:: DIRECTION ::
Reproduce each line of the material exactly, minus any picture.

Stored items
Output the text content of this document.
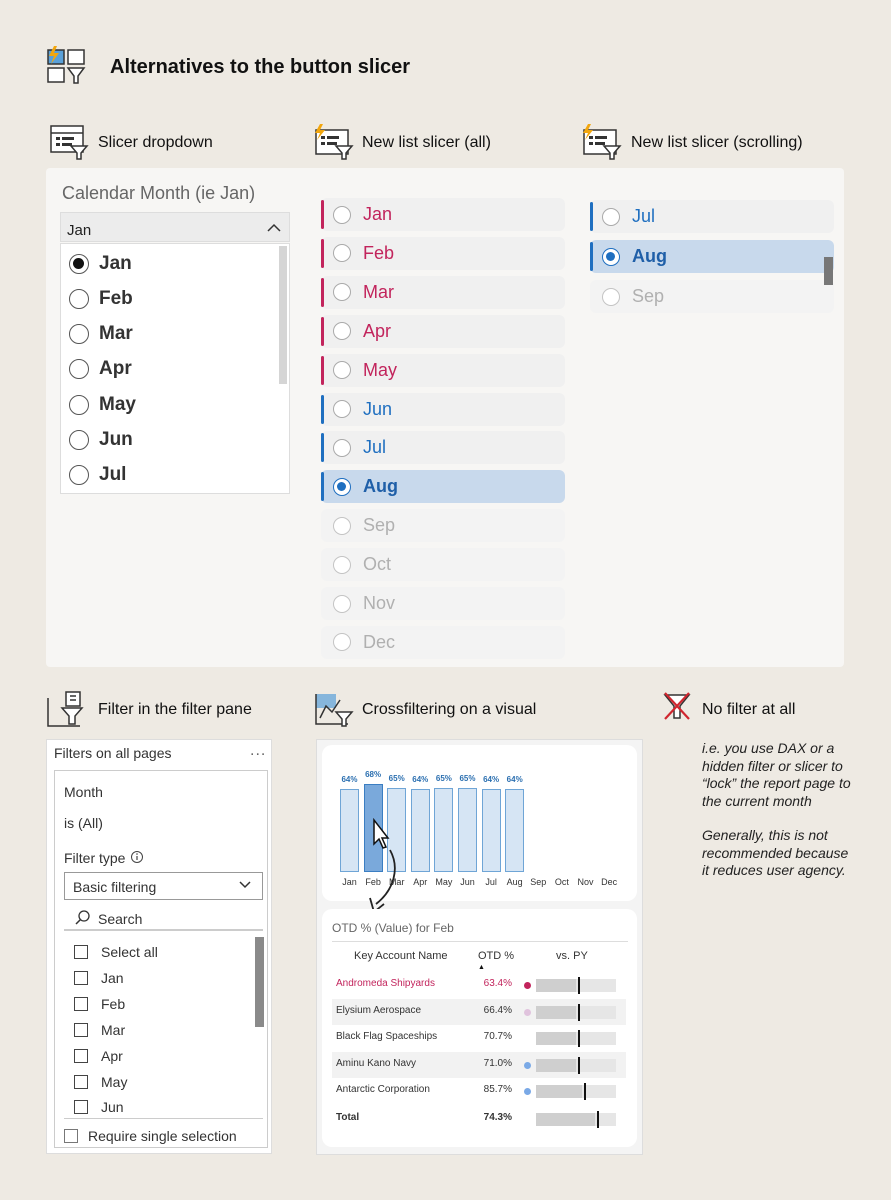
Alternatives to the button slicer
Slicer dropdown	New list slicer (all)	New list slicer (scrolling)
Calendar Month (ie Jan)
Jan
Jan
Feb
Mar
Apr
May
Jun
Jul
Jan
Feb
Mar
Apr
May
Jun
Jul
Aug
Sep
Oct
Nov
Dec
Jul
Aug
Sep
Filter in the filter pane	Crossfiltering on a visual	No filter at all
Filters on all pages	...
Month
is (All)
Filter type
Basic filtering
Search
Select all
Jan
Feb
Mar
Apr
May
Jun
Require single selection
64%
Jan
68%
Feb
65%
Mar
64%
Apr
65%
May
65%
Jun
64%
Jul
64%
Aug Sep Oct Nov Dec
OTD % (Value) for Feb
Key Account Name	OTD %
▲
vs. PY
Andromeda Shipyards	63.4%
Elysium Aerospace	66.4%
Black Flag Spaceships	70.7%
Aminu Kano Navy	71.0%
Antarctic Corporation	85.7%
Total	74.3%
i.e. you use DAX or a hidden filter or slicer to “lock” the report page to the current month
Generally, this is not recommended because it reduces user agency.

:: EXPECTED ANSWER ::
Output the text content of this document.
Alternatives to the button slicer
Slicer dropdown	New list slicer (all)	New list slicer (scrolling)
Calendar Month (ie Jan)
Jan
Jan
Feb
Mar
Apr
May
Jun
Jul
Jan
Feb
Mar
Apr
May
Jun
Jul
Aug
Sep
Oct
Nov
Dec
Jul
Aug
Sep
Filter in the filter pane	Crossfiltering on a visual	No filter at all
Filters on all pages	...
Month
is (All)
Filter type
Basic filtering
Search
Select all
Jan
Feb
Mar
Apr
May
Jun
Require single selection
64%
Jan
68%
Feb
65%
Mar
64%
Apr
65%
May
65%
Jun
64%
Jul
64%
Aug Sep Oct Nov Dec
OTD % (Value) for Feb
Key Account Name	OTD %
▲
vs. PY
Andromeda Shipyards	63.4%
Elysium Aerospace	66.4%
Black Flag Spaceships	70.7%
Aminu Kano Navy	71.0%
Antarctic Corporation	85.7%
Total	74.3%
i.e. you use DAX or a hidden filter or slicer to “lock” the report page to the current month
Generally, this is not recommended because it reduces user agency.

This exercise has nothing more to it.